▶ _Work to be completed_:
Go over the data and work out how many lines include the word "refresh". Give that number only.
■ ■ ■
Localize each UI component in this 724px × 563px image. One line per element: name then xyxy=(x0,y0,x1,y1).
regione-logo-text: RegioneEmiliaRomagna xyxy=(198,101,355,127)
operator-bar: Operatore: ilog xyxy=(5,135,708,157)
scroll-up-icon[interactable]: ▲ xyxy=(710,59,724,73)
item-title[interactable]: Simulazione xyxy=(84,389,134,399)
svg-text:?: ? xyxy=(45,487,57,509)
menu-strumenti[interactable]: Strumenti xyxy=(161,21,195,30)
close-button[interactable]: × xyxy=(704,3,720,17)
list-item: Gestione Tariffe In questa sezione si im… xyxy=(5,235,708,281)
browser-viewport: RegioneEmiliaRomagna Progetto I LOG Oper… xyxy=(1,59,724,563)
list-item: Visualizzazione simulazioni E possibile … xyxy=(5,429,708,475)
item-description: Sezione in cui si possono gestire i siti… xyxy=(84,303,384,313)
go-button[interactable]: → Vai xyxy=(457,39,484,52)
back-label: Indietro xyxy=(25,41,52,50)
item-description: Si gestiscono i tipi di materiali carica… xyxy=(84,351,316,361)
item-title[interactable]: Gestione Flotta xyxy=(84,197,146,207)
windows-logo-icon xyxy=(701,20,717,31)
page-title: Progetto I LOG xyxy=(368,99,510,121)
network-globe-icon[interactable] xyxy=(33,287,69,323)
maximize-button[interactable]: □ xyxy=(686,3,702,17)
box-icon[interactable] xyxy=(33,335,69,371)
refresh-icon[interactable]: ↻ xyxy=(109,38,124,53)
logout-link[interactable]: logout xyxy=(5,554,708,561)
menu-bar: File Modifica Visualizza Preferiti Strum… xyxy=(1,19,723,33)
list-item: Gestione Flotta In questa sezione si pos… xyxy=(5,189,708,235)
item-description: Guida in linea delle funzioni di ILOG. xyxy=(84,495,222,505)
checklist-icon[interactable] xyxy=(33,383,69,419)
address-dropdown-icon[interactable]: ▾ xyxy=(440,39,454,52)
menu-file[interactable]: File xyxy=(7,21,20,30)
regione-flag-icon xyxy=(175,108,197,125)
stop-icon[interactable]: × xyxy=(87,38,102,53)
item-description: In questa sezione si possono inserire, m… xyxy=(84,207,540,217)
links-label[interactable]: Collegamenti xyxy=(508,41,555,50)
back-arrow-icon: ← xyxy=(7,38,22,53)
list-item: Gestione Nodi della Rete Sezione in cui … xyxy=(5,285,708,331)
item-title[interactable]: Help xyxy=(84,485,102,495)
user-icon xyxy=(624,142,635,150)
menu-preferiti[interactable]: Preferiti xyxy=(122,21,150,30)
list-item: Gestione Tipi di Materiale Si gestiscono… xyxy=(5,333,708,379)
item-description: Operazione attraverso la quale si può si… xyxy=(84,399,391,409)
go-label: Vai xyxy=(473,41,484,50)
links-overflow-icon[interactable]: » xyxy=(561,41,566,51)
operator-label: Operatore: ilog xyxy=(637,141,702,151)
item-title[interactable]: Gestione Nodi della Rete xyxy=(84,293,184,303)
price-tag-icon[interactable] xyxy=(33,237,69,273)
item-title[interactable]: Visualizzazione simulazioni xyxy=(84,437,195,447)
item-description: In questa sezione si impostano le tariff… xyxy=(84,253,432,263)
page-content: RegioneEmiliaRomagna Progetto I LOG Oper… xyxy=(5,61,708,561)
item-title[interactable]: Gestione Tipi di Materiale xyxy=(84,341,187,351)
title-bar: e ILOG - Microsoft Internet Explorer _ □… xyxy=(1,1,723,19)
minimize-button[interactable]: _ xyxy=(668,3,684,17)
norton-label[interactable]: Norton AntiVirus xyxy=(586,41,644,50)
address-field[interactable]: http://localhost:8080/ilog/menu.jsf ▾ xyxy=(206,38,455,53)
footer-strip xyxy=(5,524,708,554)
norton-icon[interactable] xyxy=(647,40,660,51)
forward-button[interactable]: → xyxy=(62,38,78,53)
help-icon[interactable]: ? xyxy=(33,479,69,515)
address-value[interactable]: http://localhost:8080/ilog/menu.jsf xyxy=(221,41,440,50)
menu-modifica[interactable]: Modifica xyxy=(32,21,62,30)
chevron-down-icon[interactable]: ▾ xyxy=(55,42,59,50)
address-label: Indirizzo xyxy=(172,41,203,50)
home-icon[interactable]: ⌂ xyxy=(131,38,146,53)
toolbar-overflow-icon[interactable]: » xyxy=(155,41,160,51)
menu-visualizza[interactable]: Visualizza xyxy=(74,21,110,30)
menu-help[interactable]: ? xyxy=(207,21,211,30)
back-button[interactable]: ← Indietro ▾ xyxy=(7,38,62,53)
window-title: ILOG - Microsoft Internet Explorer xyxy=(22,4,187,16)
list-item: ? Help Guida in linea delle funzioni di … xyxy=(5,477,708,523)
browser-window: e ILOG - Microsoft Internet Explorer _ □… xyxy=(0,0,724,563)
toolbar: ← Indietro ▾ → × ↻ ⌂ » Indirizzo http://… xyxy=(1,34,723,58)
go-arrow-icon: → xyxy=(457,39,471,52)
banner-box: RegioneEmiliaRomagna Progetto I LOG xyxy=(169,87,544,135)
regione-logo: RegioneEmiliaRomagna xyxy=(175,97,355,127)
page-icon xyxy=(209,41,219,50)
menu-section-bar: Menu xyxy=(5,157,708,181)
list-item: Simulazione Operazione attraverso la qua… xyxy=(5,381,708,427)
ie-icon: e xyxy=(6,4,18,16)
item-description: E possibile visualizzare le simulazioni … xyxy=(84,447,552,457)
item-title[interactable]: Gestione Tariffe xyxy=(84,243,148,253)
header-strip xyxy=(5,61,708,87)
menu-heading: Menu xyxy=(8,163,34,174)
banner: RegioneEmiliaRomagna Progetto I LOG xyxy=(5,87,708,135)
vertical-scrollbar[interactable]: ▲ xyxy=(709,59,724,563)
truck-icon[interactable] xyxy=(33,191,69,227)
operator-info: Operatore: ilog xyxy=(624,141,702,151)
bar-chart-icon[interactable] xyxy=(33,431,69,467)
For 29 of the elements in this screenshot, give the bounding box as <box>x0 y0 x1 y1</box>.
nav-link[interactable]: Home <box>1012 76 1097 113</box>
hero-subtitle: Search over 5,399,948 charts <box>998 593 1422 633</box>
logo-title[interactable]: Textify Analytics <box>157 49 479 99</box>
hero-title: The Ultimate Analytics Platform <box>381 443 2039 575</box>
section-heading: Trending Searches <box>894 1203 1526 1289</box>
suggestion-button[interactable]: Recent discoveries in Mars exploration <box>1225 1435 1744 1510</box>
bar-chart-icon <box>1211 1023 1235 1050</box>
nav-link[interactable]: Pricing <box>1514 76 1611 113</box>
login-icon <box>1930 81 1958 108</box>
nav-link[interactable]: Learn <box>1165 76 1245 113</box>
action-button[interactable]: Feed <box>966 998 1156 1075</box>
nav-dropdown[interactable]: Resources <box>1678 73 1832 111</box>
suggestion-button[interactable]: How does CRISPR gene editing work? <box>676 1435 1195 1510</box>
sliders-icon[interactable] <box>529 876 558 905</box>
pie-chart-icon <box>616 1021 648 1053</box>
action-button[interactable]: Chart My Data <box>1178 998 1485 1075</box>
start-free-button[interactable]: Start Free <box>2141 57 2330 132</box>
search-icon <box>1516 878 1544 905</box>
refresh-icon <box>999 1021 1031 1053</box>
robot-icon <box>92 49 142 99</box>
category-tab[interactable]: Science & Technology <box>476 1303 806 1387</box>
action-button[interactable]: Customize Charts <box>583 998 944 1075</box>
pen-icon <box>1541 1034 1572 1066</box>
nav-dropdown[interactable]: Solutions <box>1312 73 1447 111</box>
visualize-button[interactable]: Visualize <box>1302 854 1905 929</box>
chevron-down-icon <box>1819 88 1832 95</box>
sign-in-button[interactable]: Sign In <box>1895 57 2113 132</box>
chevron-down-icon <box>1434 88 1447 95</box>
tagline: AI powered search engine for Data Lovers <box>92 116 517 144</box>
■ ■ ■
▶ _Answer space_:
2